Aim of the task
Across the listing below, count the lines with "lower" in them. Write nothing but the number.

Materials provided START

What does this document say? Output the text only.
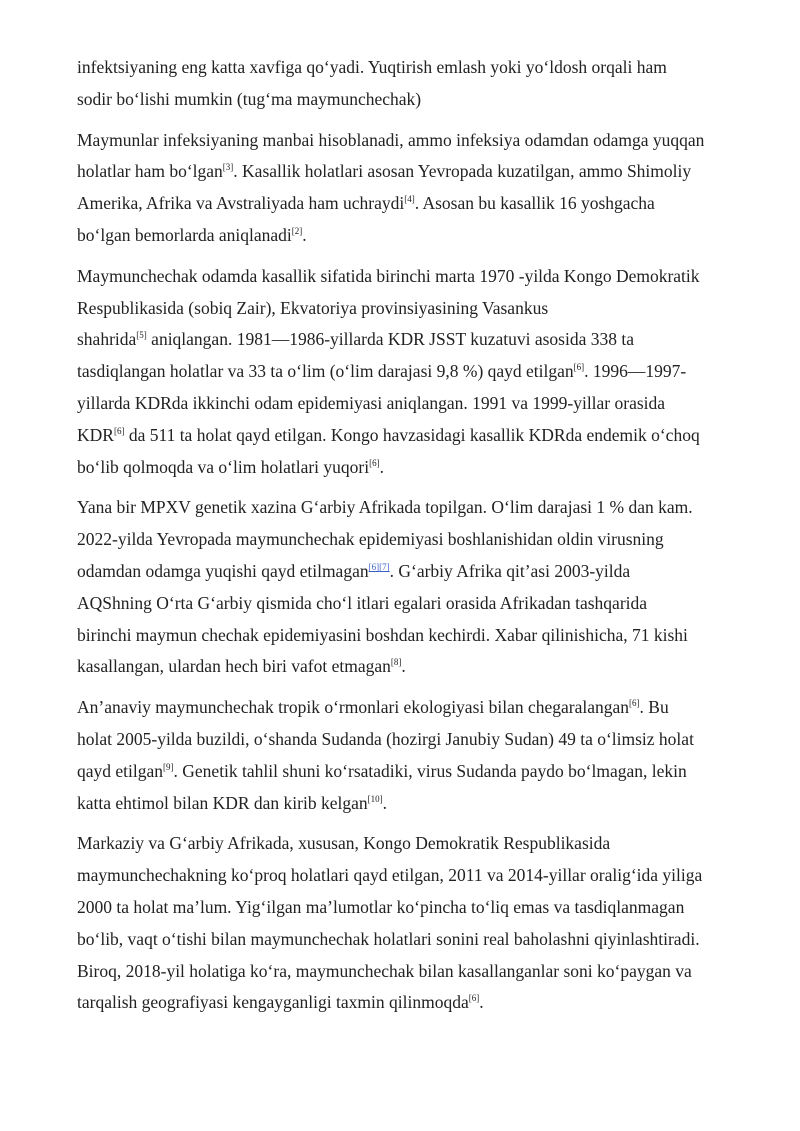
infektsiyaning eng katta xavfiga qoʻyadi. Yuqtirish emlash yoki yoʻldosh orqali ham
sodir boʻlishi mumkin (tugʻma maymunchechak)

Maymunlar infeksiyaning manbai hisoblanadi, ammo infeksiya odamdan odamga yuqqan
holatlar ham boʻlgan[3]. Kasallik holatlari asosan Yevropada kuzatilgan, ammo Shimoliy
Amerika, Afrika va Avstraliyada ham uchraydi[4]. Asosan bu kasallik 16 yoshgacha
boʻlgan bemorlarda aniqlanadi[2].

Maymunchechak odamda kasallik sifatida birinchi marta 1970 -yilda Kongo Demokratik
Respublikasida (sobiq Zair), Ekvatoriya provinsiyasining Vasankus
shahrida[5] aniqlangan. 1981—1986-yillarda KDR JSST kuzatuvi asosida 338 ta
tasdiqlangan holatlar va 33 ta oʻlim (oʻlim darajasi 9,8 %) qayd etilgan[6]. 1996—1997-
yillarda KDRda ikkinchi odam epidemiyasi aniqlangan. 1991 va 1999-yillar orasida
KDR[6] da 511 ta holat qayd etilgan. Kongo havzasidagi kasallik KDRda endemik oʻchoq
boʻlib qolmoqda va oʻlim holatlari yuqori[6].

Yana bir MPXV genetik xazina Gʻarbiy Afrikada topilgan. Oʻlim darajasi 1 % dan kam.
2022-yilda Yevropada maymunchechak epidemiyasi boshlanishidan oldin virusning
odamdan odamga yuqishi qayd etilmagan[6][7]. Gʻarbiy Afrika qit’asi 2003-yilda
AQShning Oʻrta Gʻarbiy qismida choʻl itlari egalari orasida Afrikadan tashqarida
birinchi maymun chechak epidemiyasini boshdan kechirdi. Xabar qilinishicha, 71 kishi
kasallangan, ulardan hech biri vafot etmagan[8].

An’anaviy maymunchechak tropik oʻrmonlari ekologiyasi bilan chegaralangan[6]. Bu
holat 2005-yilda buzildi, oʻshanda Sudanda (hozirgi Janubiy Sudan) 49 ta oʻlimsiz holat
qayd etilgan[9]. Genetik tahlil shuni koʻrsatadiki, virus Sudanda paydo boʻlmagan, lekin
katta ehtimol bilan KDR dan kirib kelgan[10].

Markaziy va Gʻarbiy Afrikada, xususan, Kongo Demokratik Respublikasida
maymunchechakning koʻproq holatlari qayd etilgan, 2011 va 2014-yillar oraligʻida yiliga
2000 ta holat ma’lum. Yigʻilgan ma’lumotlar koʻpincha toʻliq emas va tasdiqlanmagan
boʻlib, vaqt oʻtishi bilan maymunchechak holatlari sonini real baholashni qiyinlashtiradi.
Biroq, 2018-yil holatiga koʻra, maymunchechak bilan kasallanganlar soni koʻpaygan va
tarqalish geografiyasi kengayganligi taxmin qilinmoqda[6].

Materials provided END
Materials provided START

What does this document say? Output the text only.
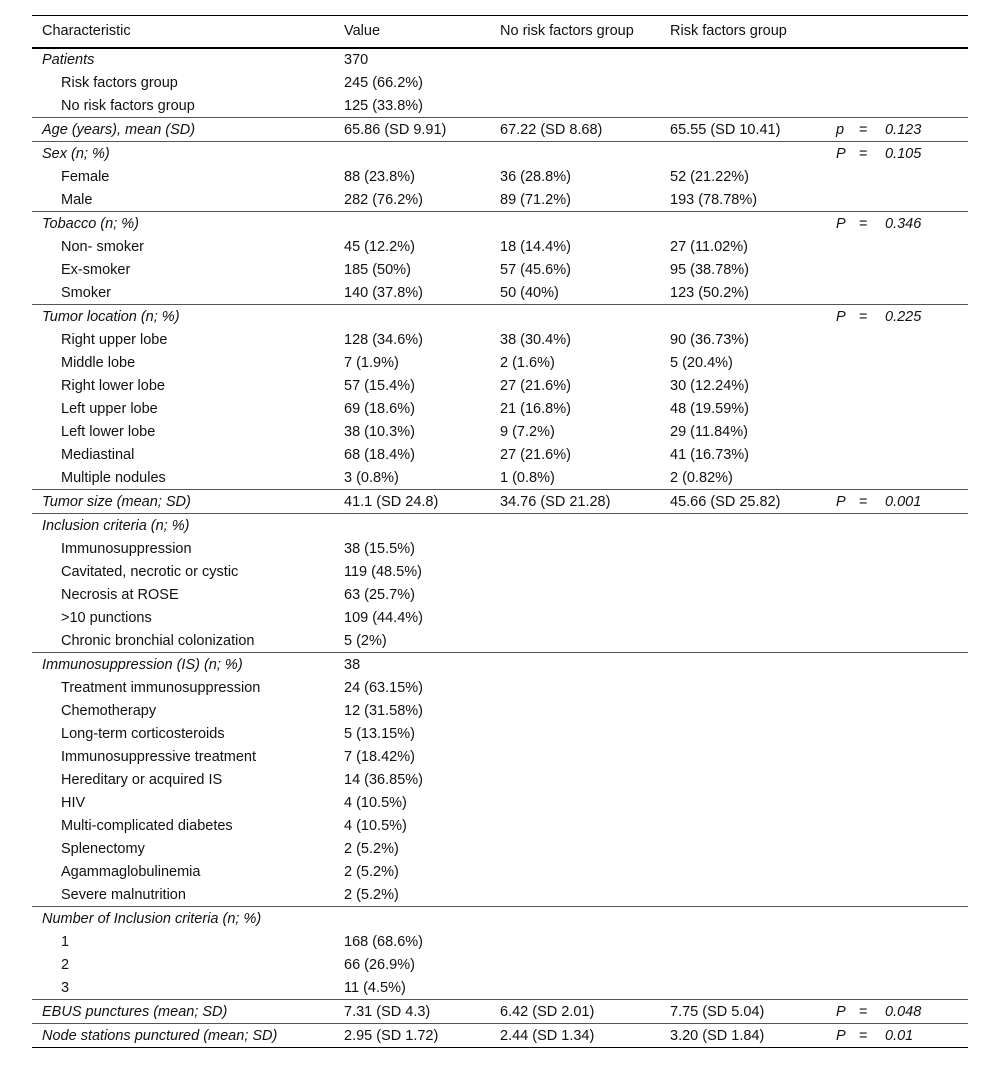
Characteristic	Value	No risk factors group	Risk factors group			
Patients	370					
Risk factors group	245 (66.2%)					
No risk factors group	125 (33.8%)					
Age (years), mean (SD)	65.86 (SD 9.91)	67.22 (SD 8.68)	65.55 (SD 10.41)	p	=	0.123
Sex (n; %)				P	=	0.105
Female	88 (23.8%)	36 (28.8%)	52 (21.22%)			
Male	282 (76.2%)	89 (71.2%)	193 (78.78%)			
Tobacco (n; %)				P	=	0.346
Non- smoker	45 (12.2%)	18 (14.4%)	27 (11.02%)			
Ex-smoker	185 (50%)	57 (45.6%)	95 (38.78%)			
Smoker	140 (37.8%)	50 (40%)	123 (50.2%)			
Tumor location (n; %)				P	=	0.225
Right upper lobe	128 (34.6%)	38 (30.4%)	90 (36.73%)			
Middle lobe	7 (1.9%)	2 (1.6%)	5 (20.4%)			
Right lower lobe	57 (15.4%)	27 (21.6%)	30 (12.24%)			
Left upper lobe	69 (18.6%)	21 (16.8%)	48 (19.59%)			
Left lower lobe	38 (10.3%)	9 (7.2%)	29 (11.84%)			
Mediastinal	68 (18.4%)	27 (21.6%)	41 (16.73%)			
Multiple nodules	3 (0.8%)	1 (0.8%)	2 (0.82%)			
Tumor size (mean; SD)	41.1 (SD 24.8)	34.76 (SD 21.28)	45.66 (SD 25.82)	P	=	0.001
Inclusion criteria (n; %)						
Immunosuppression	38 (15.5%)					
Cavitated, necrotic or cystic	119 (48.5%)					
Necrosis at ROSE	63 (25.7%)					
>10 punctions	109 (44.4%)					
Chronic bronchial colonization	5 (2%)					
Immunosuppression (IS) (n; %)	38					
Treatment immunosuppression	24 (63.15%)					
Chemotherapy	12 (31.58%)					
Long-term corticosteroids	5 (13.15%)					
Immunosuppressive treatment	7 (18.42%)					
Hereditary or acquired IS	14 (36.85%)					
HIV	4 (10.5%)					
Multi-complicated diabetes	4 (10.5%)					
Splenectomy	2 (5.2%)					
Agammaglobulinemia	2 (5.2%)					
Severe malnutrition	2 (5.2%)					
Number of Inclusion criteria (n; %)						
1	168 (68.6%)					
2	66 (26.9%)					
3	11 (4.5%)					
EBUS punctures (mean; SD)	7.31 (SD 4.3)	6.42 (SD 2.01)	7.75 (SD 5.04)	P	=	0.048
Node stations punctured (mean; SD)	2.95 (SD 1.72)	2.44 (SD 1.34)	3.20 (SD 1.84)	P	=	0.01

Materials provided END

Answer
2